• _Work to complete_:
Copy every line of the records below that holds the word "Transmittance".

• • •

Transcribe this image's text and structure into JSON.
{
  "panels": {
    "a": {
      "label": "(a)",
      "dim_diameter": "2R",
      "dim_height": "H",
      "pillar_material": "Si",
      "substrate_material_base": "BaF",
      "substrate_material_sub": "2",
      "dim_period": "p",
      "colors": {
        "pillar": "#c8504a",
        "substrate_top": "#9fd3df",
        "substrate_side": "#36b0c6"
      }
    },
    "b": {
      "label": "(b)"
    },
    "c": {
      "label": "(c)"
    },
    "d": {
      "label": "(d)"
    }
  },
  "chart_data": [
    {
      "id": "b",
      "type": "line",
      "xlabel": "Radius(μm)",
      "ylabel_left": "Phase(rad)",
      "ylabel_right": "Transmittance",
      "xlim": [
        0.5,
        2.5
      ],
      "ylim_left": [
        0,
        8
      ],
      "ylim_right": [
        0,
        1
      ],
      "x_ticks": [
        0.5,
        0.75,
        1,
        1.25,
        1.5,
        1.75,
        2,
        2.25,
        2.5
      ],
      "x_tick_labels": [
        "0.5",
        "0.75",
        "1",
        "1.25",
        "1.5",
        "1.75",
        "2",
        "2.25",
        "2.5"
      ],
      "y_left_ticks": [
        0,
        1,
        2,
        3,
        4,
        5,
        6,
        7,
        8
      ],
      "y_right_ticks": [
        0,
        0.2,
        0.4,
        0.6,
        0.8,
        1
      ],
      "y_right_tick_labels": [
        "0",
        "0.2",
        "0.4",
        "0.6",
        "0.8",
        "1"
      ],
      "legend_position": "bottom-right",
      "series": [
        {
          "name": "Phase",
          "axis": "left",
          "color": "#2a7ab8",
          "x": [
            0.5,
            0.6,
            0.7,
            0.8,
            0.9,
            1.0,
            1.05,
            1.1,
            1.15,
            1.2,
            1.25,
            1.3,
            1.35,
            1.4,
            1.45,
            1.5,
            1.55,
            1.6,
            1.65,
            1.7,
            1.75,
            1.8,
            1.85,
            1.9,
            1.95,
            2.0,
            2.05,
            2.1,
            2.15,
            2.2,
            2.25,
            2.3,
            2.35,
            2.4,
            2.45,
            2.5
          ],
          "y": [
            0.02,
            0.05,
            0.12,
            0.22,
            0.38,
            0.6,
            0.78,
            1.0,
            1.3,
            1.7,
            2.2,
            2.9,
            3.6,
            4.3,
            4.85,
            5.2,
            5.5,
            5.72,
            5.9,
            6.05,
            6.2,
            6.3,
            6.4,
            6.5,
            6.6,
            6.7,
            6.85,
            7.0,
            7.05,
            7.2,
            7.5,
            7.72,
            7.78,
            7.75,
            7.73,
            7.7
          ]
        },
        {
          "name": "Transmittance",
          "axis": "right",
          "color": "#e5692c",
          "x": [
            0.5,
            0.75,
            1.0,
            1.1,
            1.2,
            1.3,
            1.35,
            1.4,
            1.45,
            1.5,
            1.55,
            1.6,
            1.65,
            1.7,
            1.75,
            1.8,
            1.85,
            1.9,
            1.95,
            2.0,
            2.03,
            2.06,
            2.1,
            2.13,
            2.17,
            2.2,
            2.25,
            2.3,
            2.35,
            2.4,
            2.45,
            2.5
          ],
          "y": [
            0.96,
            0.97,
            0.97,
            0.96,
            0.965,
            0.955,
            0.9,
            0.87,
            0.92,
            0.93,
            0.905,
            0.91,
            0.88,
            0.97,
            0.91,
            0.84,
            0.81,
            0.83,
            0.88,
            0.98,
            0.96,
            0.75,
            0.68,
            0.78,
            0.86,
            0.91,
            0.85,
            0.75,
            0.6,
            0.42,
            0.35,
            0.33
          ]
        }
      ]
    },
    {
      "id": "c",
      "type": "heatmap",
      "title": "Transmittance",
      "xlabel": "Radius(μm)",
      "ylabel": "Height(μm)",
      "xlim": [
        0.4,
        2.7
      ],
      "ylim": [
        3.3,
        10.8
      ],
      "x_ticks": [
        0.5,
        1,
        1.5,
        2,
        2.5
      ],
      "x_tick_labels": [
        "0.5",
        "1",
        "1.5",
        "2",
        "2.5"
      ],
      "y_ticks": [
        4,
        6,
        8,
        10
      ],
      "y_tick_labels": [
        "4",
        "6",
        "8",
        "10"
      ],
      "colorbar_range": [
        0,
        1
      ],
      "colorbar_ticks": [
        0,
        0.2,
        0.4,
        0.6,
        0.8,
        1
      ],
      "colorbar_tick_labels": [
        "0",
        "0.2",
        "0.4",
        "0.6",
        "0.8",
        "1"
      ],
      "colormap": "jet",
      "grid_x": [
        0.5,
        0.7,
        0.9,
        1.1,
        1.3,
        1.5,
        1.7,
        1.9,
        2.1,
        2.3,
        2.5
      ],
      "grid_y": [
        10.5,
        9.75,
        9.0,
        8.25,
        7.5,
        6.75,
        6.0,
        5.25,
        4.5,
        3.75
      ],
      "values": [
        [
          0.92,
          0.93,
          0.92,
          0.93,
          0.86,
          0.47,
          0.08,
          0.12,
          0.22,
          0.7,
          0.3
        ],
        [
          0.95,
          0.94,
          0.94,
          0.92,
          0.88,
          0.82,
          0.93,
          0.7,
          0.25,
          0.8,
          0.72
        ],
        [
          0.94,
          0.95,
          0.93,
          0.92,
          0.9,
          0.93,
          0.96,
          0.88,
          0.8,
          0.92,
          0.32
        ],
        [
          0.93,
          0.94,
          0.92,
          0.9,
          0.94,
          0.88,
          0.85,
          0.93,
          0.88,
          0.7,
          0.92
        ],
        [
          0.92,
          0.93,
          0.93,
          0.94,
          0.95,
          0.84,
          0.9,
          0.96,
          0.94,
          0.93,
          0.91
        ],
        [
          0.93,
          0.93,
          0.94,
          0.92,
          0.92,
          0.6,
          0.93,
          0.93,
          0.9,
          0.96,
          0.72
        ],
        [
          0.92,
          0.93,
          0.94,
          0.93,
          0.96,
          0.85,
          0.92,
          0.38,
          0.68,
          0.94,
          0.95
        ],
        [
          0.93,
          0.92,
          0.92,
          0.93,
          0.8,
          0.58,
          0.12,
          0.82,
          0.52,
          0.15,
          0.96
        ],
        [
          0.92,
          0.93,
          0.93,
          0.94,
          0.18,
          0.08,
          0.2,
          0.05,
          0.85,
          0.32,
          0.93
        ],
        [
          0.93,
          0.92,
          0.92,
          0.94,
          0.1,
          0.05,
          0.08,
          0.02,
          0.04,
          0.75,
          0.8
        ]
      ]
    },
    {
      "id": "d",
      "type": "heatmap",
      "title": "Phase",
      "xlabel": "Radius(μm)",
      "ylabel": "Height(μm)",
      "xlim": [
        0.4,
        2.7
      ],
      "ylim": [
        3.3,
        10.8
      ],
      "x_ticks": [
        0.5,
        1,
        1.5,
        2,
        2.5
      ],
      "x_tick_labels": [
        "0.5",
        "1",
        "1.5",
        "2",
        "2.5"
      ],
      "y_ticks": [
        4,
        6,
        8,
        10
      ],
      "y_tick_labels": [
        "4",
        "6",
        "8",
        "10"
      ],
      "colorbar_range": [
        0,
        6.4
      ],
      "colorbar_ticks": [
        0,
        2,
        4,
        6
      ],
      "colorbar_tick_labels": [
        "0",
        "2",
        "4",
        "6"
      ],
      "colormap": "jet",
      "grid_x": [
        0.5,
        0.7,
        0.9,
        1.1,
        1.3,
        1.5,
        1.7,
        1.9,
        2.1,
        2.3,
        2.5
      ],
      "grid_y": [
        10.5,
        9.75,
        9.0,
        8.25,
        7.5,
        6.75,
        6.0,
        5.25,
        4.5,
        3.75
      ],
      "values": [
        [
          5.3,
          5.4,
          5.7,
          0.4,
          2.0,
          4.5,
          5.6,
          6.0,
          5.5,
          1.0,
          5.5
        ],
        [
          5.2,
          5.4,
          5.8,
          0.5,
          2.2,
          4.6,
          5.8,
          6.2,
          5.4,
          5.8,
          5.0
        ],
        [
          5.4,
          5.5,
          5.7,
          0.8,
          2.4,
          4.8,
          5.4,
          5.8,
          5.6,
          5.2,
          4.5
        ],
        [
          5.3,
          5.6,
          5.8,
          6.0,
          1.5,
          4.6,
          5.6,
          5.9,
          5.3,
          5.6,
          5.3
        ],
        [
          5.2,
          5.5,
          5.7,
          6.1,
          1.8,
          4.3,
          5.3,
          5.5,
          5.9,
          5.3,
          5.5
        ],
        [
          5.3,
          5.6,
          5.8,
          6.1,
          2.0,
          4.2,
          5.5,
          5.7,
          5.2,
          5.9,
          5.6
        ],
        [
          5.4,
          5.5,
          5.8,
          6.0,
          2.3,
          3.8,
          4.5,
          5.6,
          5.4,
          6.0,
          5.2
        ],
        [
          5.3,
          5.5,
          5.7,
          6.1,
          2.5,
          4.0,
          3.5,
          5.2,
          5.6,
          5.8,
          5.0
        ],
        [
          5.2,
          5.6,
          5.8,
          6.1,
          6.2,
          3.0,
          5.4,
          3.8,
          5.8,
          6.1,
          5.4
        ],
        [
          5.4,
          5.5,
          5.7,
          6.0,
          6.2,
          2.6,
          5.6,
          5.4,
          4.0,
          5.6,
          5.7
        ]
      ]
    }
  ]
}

• • •

• _Result_:
      "ylabel_right": "Transmittance",
          "name": "Transmittance",
      "title": "Transmittance",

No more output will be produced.